[REQUIRED WORK]
Give back the records below exactly, every one, with no pictures.

Records from a collection
▽
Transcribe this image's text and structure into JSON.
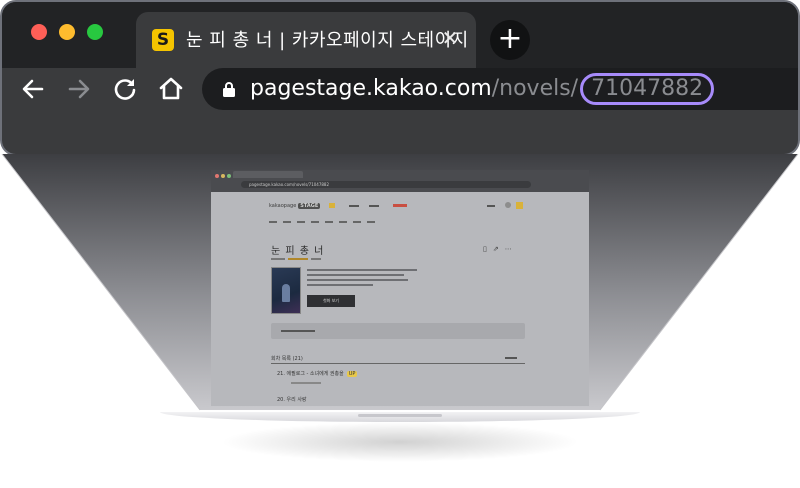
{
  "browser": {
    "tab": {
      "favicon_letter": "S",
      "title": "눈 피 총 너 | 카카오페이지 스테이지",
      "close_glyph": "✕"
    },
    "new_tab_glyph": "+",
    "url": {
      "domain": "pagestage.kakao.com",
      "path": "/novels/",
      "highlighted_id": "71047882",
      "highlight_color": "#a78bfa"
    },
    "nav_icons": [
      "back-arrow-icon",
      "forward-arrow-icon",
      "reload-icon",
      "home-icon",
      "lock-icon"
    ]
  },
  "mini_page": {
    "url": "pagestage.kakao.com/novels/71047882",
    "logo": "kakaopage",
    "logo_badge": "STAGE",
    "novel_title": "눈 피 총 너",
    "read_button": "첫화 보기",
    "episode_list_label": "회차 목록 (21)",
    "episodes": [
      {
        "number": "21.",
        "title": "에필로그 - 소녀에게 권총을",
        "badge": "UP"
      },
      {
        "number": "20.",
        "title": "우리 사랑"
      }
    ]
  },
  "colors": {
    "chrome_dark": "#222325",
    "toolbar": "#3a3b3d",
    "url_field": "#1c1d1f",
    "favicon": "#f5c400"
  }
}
△
[EXPECTED OUTPUT]
Transcribe this image's text and structure into JSON.
{
  "browser": {
    "tab": {
      "favicon_letter": "S",
      "title": "눈 피 총 너 | 카카오페이지 스테이지",
      "close_glyph": "✕"
    },
    "new_tab_glyph": "+",
    "url": {
      "domain": "pagestage.kakao.com",
      "path": "/novels/",
      "highlighted_id": "71047882",
      "highlight_color": "#a78bfa"
    },
    "nav_icons": [
      "back-arrow-icon",
      "forward-arrow-icon",
      "reload-icon",
      "home-icon",
      "lock-icon"
    ]
  },
  "mini_page": {
    "url": "pagestage.kakao.com/novels/71047882",
    "logo": "kakaopage",
    "logo_badge": "STAGE",
    "novel_title": "눈 피 총 너",
    "read_button": "첫화 보기",
    "episode_list_label": "회차 목록 (21)",
    "episodes": [
      {
        "number": "21.",
        "title": "에필로그 - 소녀에게 권총을",
        "badge": "UP"
      },
      {
        "number": "20.",
        "title": "우리 사랑"
      }
    ]
  },
  "colors": {
    "chrome_dark": "#222325",
    "toolbar": "#3a3b3d",
    "url_field": "#1c1d1f",
    "favicon": "#f5c400"
  }
}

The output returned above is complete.